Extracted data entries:
======
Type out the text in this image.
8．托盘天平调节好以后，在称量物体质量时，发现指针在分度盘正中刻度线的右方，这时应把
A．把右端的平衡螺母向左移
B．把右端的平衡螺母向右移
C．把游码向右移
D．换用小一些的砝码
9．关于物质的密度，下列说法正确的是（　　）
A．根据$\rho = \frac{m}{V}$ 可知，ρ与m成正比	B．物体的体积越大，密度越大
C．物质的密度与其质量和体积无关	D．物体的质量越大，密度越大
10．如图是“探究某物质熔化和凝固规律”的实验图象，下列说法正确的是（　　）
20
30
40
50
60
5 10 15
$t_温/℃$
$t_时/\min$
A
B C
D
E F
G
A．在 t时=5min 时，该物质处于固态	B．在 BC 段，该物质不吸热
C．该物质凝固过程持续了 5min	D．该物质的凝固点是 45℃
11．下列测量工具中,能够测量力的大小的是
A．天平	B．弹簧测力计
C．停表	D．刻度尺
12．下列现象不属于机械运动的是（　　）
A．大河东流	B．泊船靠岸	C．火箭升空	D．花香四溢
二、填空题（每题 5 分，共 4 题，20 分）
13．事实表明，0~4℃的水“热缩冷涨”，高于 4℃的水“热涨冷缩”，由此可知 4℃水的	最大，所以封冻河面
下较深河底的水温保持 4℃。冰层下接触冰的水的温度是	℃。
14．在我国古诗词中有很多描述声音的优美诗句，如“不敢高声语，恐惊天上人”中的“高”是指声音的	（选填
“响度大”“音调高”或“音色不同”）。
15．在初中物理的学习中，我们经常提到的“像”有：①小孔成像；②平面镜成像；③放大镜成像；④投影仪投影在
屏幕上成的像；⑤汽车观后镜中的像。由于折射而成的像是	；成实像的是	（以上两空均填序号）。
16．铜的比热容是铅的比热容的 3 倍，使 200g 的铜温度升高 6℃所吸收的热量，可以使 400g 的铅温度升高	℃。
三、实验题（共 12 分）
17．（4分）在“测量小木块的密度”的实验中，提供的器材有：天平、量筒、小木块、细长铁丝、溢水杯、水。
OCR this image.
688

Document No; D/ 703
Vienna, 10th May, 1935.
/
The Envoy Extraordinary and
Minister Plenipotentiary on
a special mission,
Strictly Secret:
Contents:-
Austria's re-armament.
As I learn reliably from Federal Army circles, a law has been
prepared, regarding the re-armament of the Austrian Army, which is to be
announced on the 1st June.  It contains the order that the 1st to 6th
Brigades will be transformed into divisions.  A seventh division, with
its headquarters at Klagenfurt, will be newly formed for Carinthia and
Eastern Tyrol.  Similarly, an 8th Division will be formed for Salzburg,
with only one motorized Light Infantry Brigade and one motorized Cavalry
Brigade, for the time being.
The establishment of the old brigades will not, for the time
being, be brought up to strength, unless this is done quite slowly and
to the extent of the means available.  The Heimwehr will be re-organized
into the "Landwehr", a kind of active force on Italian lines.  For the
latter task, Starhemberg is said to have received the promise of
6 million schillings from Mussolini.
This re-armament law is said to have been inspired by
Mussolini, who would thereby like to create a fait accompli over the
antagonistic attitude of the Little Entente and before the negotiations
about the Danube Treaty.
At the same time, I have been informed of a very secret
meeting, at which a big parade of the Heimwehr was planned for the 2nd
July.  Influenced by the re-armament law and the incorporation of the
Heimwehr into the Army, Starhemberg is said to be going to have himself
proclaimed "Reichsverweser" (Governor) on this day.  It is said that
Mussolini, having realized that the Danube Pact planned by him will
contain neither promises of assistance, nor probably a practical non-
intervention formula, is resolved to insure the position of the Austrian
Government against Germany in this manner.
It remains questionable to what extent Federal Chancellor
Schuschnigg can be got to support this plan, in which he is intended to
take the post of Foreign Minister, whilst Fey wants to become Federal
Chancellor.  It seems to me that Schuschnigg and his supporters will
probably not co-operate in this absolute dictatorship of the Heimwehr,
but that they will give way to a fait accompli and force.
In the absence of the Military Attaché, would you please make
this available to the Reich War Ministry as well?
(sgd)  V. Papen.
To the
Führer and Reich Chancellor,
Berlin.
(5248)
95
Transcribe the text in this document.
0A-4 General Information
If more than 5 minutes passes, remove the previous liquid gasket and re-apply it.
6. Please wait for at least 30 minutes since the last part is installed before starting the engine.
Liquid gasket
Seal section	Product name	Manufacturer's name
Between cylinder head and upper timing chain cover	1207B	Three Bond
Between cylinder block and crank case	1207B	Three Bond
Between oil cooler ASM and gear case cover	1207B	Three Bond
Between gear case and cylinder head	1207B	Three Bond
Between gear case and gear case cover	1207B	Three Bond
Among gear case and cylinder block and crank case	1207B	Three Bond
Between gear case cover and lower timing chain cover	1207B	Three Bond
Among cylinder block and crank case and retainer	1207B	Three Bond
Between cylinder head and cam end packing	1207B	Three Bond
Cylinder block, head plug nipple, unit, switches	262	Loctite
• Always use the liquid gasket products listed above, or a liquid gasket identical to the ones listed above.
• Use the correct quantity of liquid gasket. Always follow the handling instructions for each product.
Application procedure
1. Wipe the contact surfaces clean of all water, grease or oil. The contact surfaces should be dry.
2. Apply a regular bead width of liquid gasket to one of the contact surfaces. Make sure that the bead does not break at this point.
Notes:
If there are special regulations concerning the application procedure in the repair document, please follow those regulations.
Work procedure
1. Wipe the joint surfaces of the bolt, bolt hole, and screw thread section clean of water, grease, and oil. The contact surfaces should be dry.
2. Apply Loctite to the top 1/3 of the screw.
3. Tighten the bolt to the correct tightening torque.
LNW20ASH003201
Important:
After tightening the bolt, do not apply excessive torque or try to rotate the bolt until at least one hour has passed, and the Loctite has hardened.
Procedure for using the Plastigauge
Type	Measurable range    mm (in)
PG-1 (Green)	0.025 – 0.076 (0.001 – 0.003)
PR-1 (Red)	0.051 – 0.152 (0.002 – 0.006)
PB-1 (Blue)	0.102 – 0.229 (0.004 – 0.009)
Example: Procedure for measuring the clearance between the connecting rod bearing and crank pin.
======
WRITTEN EXERCISE: Work out how many lines above contain the word "being". Give only the number.

REPLY TO THE TASK: 2